* BEGIN TASK MATERIAL *

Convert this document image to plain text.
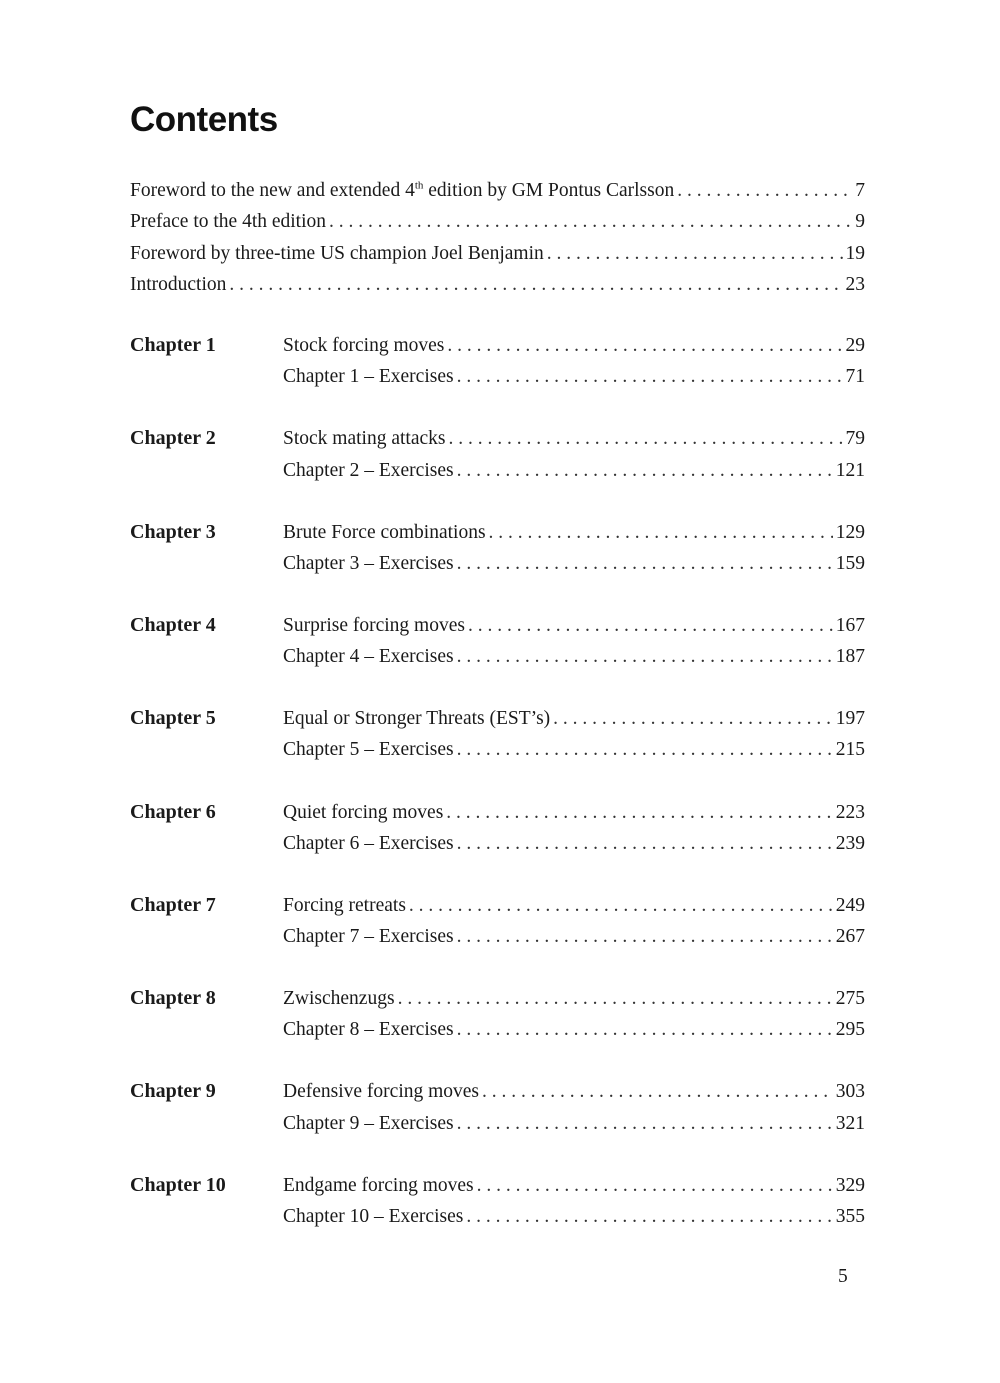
Contents
Foreword to the new and extended 4th edition by GM Pontus Carlsson . . .	7
Preface to the 4th edition . . .	9
Foreword by three-time US champion Joel Benjamin . . .	19
Introduction . . .	23
Chapter 1	Stock forcing moves . . .	29
Chapter 1 – Exercises . . .	71
Chapter 2	Stock mating attacks . . .	79
Chapter 2 – Exercises . . .	121
Chapter 3	Brute Force combinations . . .	129
Chapter 3 – Exercises . . .	159
Chapter 4	Surprise forcing moves . . .	167
Chapter 4 – Exercises . . .	187
Chapter 5	Equal or Stronger Threats (EST’s) . . .	197
Chapter 5 – Exercises . . .	215
Chapter 6	Quiet forcing moves . . .	223
Chapter 6 – Exercises . . .	239
Chapter 7	Forcing retreats . . .	249
Chapter 7 – Exercises . . .	267
Chapter 8	Zwischenzugs . . .	275
Chapter 8 – Exercises . . .	295
Chapter 9	Defensive forcing moves . . .	303
Chapter 9 – Exercises . . .	321
Chapter 10	Endgame forcing moves . . .	329
Chapter 10 – Exercises . . .	355
5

* END TASK MATERIAL *

Your task is to retype all the entries exactly and leave out any pictures.

» RESULT:
Convert this document image to plain text.
Contents
Foreword to the new and extended 4th edition by GM Pontus Carlsson . . .	7
Preface to the 4th edition . . .	9
Foreword by three-time US champion Joel Benjamin . . .	19
Introduction . . .	23
Chapter 1	Stock forcing moves . . .	29
Chapter 1 – Exercises . . .	71
Chapter 2	Stock mating attacks . . .	79
Chapter 2 – Exercises . . .	121
Chapter 3	Brute Force combinations . . .	129
Chapter 3 – Exercises . . .	159
Chapter 4	Surprise forcing moves . . .	167
Chapter 4 – Exercises . . .	187
Chapter 5	Equal or Stronger Threats (EST’s) . . .	197
Chapter 5 – Exercises . . .	215
Chapter 6	Quiet forcing moves . . .	223
Chapter 6 – Exercises . . .	239
Chapter 7	Forcing retreats . . .	249
Chapter 7 – Exercises . . .	267
Chapter 8	Zwischenzugs . . .	275
Chapter 8 – Exercises . . .	295
Chapter 9	Defensive forcing moves . . .	303
Chapter 9 – Exercises . . .	321
Chapter 10	Endgame forcing moves . . .	329
Chapter 10 – Exercises . . .	355
5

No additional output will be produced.